Set exercise:
Quote the records below in full, exactly as given, with the images taken out.

##### Raw records #####

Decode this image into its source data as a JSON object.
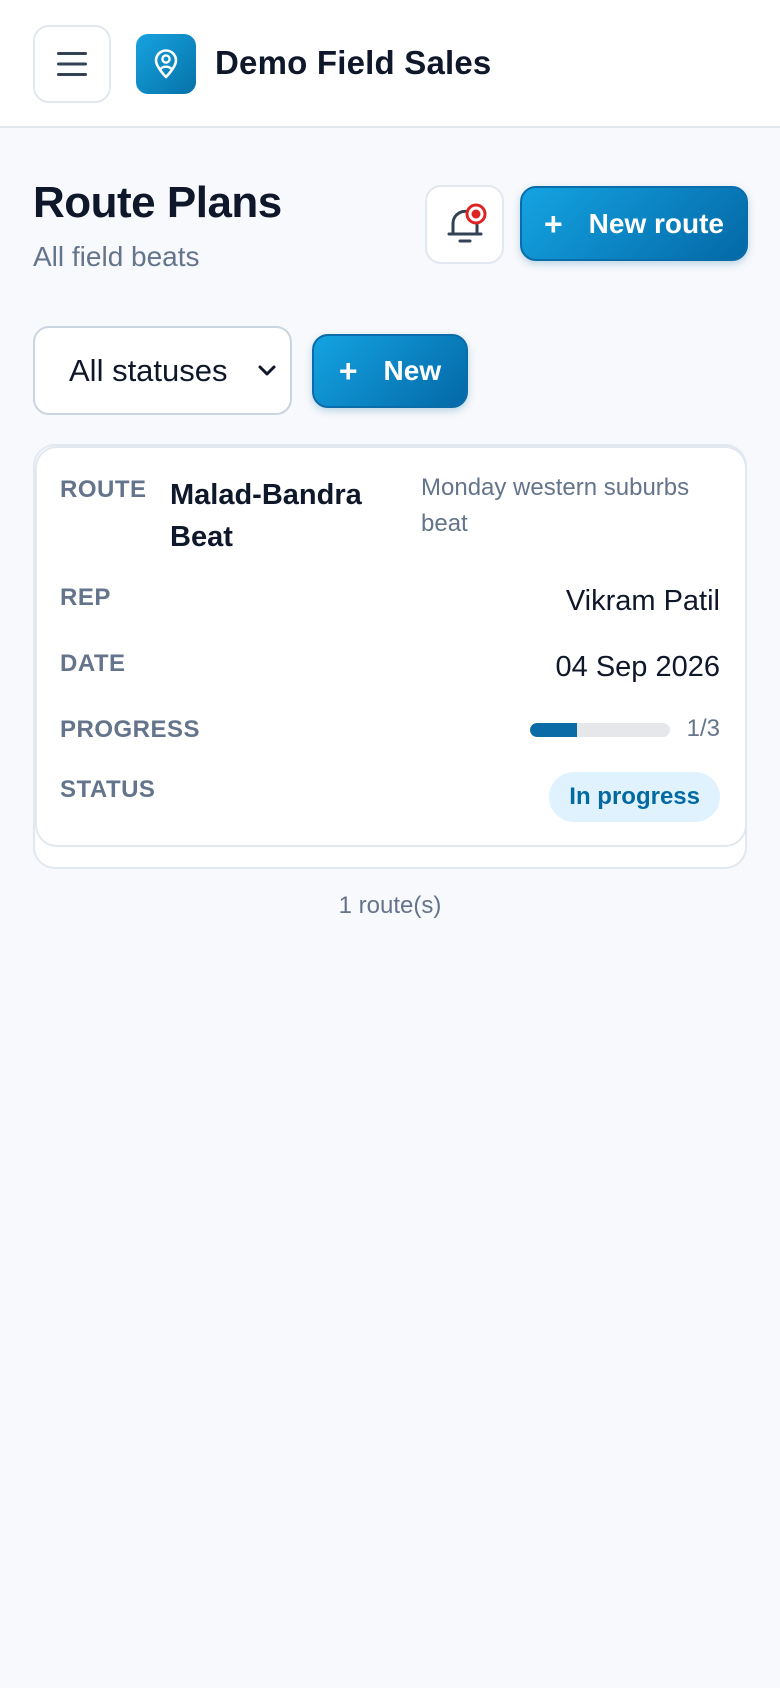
{
  "header": {
    "app_title": "Demo Field Sales",
    "menu_icon": "hamburger-menu-icon",
    "logo_icon": "map-pin-icon"
  },
  "page": {
    "title": "Route Plans",
    "subtitle": "All field beats",
    "notification_icon": "bell-icon",
    "new_route_label": "New route"
  },
  "filters": {
    "status_selected": "All statuses",
    "new_label": "New"
  },
  "route_card": {
    "labels": {
      "route": "ROUTE",
      "rep": "REP",
      "date": "DATE",
      "progress": "PROGRESS",
      "status": "STATUS"
    },
    "route_name": "Malad-Bandra Beat",
    "route_description": "Monday western suburbs beat",
    "rep": "Vikram Patil",
    "date": "04 Sep 2026",
    "progress_text": "1/3",
    "progress_fraction": 0.333,
    "status": "In progress"
  },
  "footer": {
    "count_text": "1 route(s)"
  },
  "colors": {
    "accent": "#0a6ba6",
    "accent_light": "#14a3e2",
    "badge_bg": "#e0f2fe",
    "badge_text": "#0369a1",
    "notification_dot": "#dc2626"
  }
}
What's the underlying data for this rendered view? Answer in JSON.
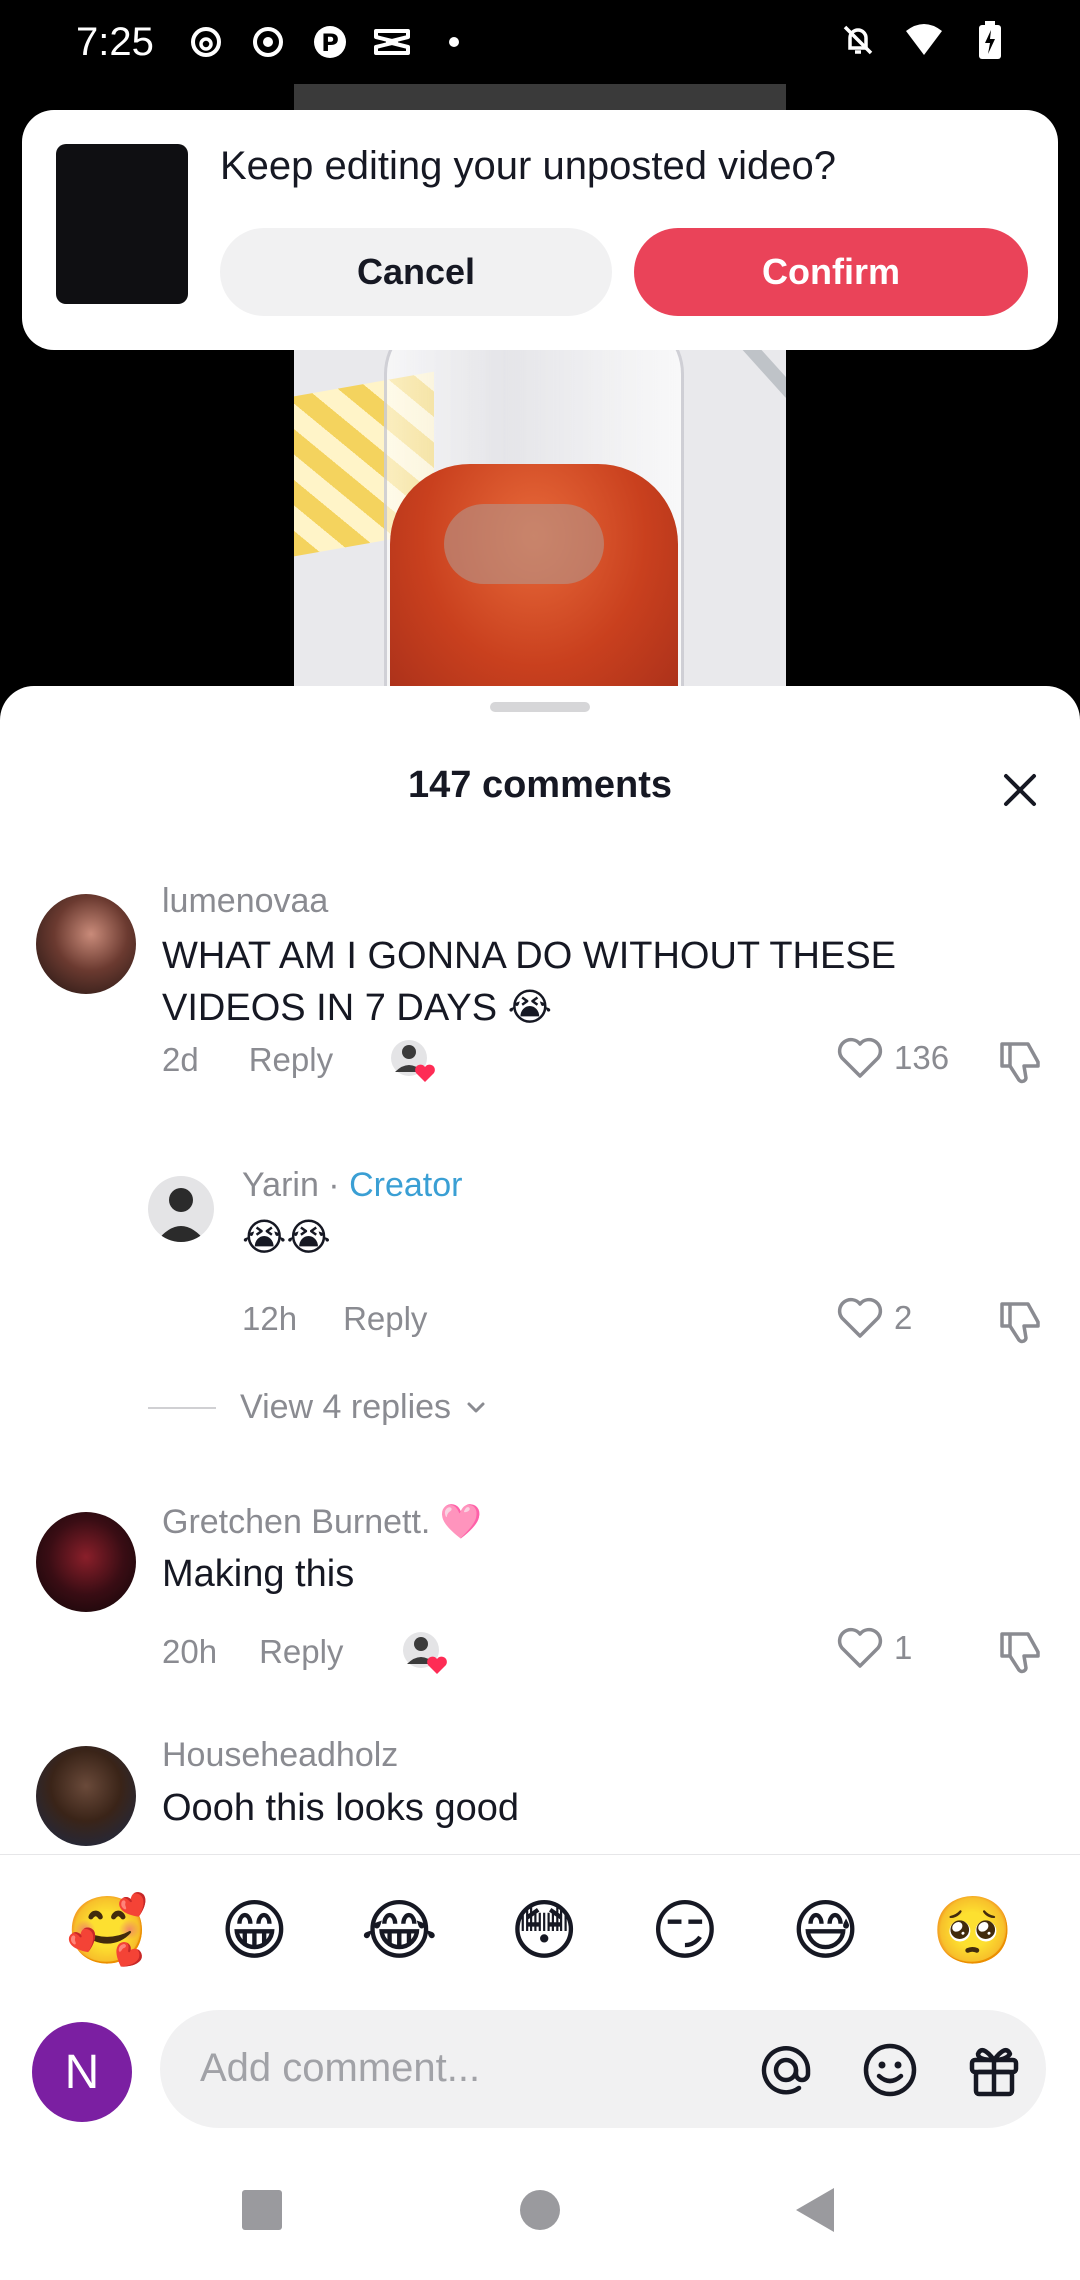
{
  "status_bar": {
    "time": "7:25"
  },
  "dialog": {
    "title": "Keep editing your unposted video?",
    "cancel_label": "Cancel",
    "confirm_label": "Confirm"
  },
  "comments_sheet": {
    "title": "147 comments",
    "comments": [
      {
        "username": "lumenovaa",
        "text": "WHAT AM I GONNA DO WITHOUT THESE VIDEOS IN 7 DAYS 😭",
        "age": "2d",
        "reply_label": "Reply",
        "likes": "136"
      },
      {
        "username": "Yarin",
        "separator": " · ",
        "badge": "Creator",
        "text": "😭😭",
        "age": "12h",
        "reply_label": "Reply",
        "likes": "2"
      },
      {
        "username": "Gretchen Burnett.",
        "name_emoji": "🩷",
        "text": "Making this",
        "age": "20h",
        "reply_label": "Reply",
        "likes": "1"
      },
      {
        "username": "Househeadholz",
        "text": "Oooh this looks good"
      }
    ],
    "view_replies": "View 4 replies"
  },
  "emoji_bar": [
    "🥰",
    "😁",
    "😂",
    "😳",
    "😏",
    "😅",
    "🥺"
  ],
  "composer": {
    "avatar_letter": "N",
    "placeholder": "Add comment..."
  },
  "colors": {
    "accent": "#ea4359",
    "creator": "#3a9fd4",
    "avatar": "#7b1fa2"
  }
}
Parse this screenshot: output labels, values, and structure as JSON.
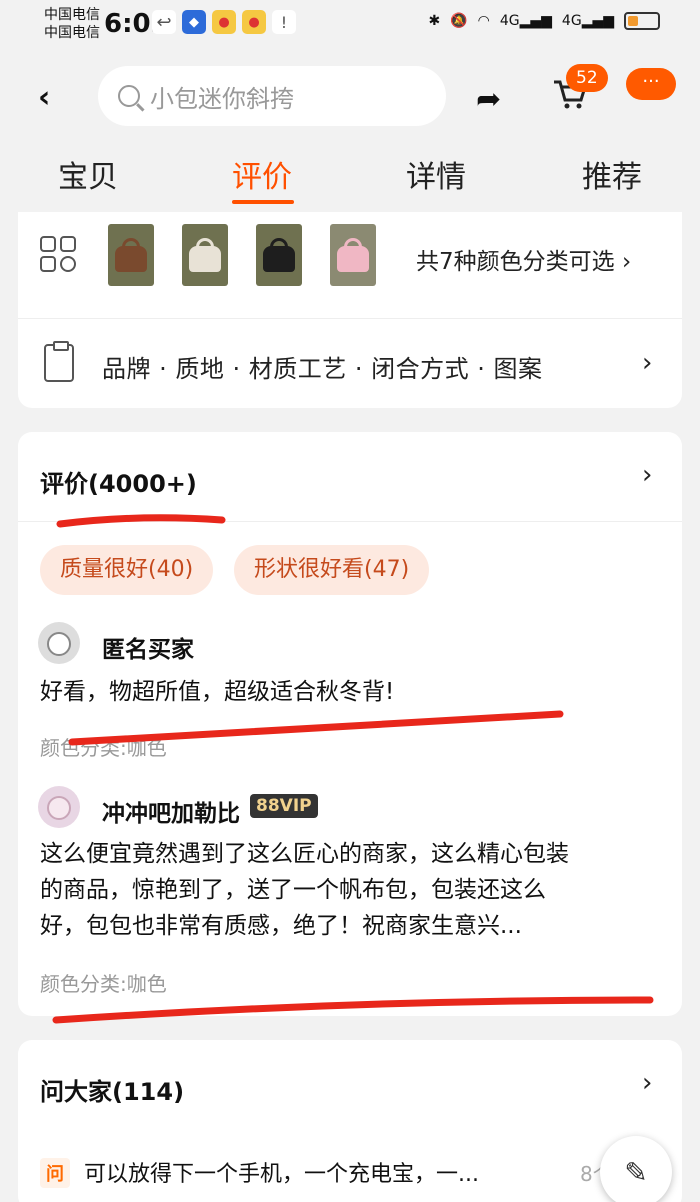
{
  "status_bar": {
    "carrier_1": "中国电信",
    "carrier_2": "中国电信",
    "time": "6:03",
    "network_1": "4G",
    "network_2": "4G"
  },
  "header": {
    "search_placeholder": "小包迷你斜挎",
    "cart_count": "52",
    "more_label": "···",
    "tabs": [
      "宝贝",
      "评价",
      "详情",
      "推荐"
    ],
    "active_tab": "评价"
  },
  "variants": {
    "thumbnail_colors": [
      "#7a4a2e",
      "#e8e2d6",
      "#1e1e1e",
      "#f0b7c4"
    ],
    "summary": "共7种颜色分类可选"
  },
  "attributes": {
    "label": "品牌 · 质地 · 材质工艺 · 闭合方式 · 图案"
  },
  "reviews": {
    "title": "评价(4000+)",
    "tags": [
      "质量很好(40)",
      "形状很好看(47)"
    ],
    "items": [
      {
        "user": "匿名买家",
        "text": "好看，物超所值，超级适合秋冬背!",
        "meta": "颜色分类:咖色"
      },
      {
        "user": "冲冲吧加勒比",
        "vip": "88VIP",
        "text_lines": [
          "这么便宜竟然遇到了这么匠心的商家，这么精心包装",
          "的商品，惊艳到了，送了一个帆布包，包装还这么",
          "好，包包也非常有质感，绝了！祝商家生意兴..."
        ],
        "meta": "颜色分类:咖色"
      }
    ]
  },
  "questions": {
    "title": "问大家(114)",
    "badge": "问",
    "first_question": "可以放得下一个手机，一个充电宝，一...",
    "count": "8个"
  },
  "accent_color": "#ff5000",
  "annotation_color": "#e8271b"
}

#####

Worked answer:
Decode this image into its source data as a JSON object.
{
  "header": {
    "app_title": "Demo Field Sales",
    "menu_icon": "hamburger-menu-icon",
    "logo_icon": "map-pin-icon"
  },
  "page": {
    "title": "Route Plans",
    "subtitle": "All field beats",
    "notification_icon": "bell-icon",
    "new_route_label": "New route"
  },
  "filters": {
    "status_selected": "All statuses",
    "new_label": "New"
  },
  "route_card": {
    "labels": {
      "route": "ROUTE",
      "rep": "REP",
      "date": "DATE",
      "progress": "PROGRESS",
      "status": "STATUS"
    },
    "route_name": "Malad-Bandra Beat",
    "route_description": "Monday western suburbs beat",
    "rep": "Vikram Patil",
    "date": "04 Sep 2026",
    "progress_text": "1/3",
    "progress_fraction": 0.333,
    "status": "In progress"
  },
  "footer": {
    "count_text": "1 route(s)"
  },
  "colors": {
    "accent": "#0a6ba6",
    "accent_light": "#14a3e2",
    "badge_bg": "#e0f2fe",
    "badge_text": "#0369a1",
    "notification_dot": "#dc2626"
  }
}
What's the underlying data for this rendered view? Answer in JSON.
{
  "status_bar": {
    "time": "7:25"
  },
  "dialog": {
    "title": "Keep editing your unposted video?",
    "cancel_label": "Cancel",
    "confirm_label": "Confirm"
  },
  "comments_sheet": {
    "title": "147 comments",
    "comments": [
      {
        "username": "lumenovaa",
        "text": "WHAT AM I GONNA DO WITHOUT THESE VIDEOS IN 7 DAYS 😭",
        "age": "2d",
        "reply_label": "Reply",
        "likes": "136"
      },
      {
        "username": "Yarin",
        "separator": " · ",
        "badge": "Creator",
        "text": "😭😭",
        "age": "12h",
        "reply_label": "Reply",
        "likes": "2"
      },
      {
        "username": "Gretchen Burnett.",
        "name_emoji": "🩷",
        "text": "Making this",
        "age": "20h",
        "reply_label": "Reply",
        "likes": "1"
      },
      {
        "username": "Househeadholz",
        "text": "Oooh this looks good"
      }
    ],
    "view_replies": "View 4 replies"
  },
  "emoji_bar": [
    "🥰",
    "😁",
    "😂",
    "😳",
    "😏",
    "😅",
    "🥺"
  ],
  "composer": {
    "avatar_letter": "N",
    "placeholder": "Add comment..."
  },
  "colors": {
    "accent": "#ea4359",
    "creator": "#3a9fd4",
    "avatar": "#7b1fa2"
  }
}
Parse this screenshot: output labels, values, and structure as JSON.
{
  "status_bar": {
    "carrier_1": "中国电信",
    "carrier_2": "中国电信",
    "time": "6:03",
    "network_1": "4G",
    "network_2": "4G"
  },
  "header": {
    "search_placeholder": "小包迷你斜挎",
    "cart_count": "52",
    "more_label": "···",
    "tabs": [
      "宝贝",
      "评价",
      "详情",
      "推荐"
    ],
    "active_tab": "评价"
  },
  "variants": {
    "thumbnail_colors": [
      "#7a4a2e",
      "#e8e2d6",
      "#1e1e1e",
      "#f0b7c4"
    ],
    "summary": "共7种颜色分类可选"
  },
  "attributes": {
    "label": "品牌 · 质地 · 材质工艺 · 闭合方式 · 图案"
  },
  "reviews": {
    "title": "评价(4000+)",
    "tags": [
      "质量很好(40)",
      "形状很好看(47)"
    ],
    "items": [
      {
        "user": "匿名买家",
        "text": "好看，物超所值，超级适合秋冬背!",
        "meta": "颜色分类:咖色"
      },
      {
        "user": "冲冲吧加勒比",
        "vip": "88VIP",
        "text_lines": [
          "这么便宜竟然遇到了这么匠心的商家，这么精心包装",
          "的商品，惊艳到了，送了一个帆布包，包装还这么",
          "好，包包也非常有质感，绝了！祝商家生意兴..."
        ],
        "meta": "颜色分类:咖色"
      }
    ]
  },
  "questions": {
    "title": "问大家(114)",
    "badge": "问",
    "first_question": "可以放得下一个手机，一个充电宝，一...",
    "count": "8个"
  },
  "accent_color": "#ff5000",
  "annotation_color": "#e8271b"
}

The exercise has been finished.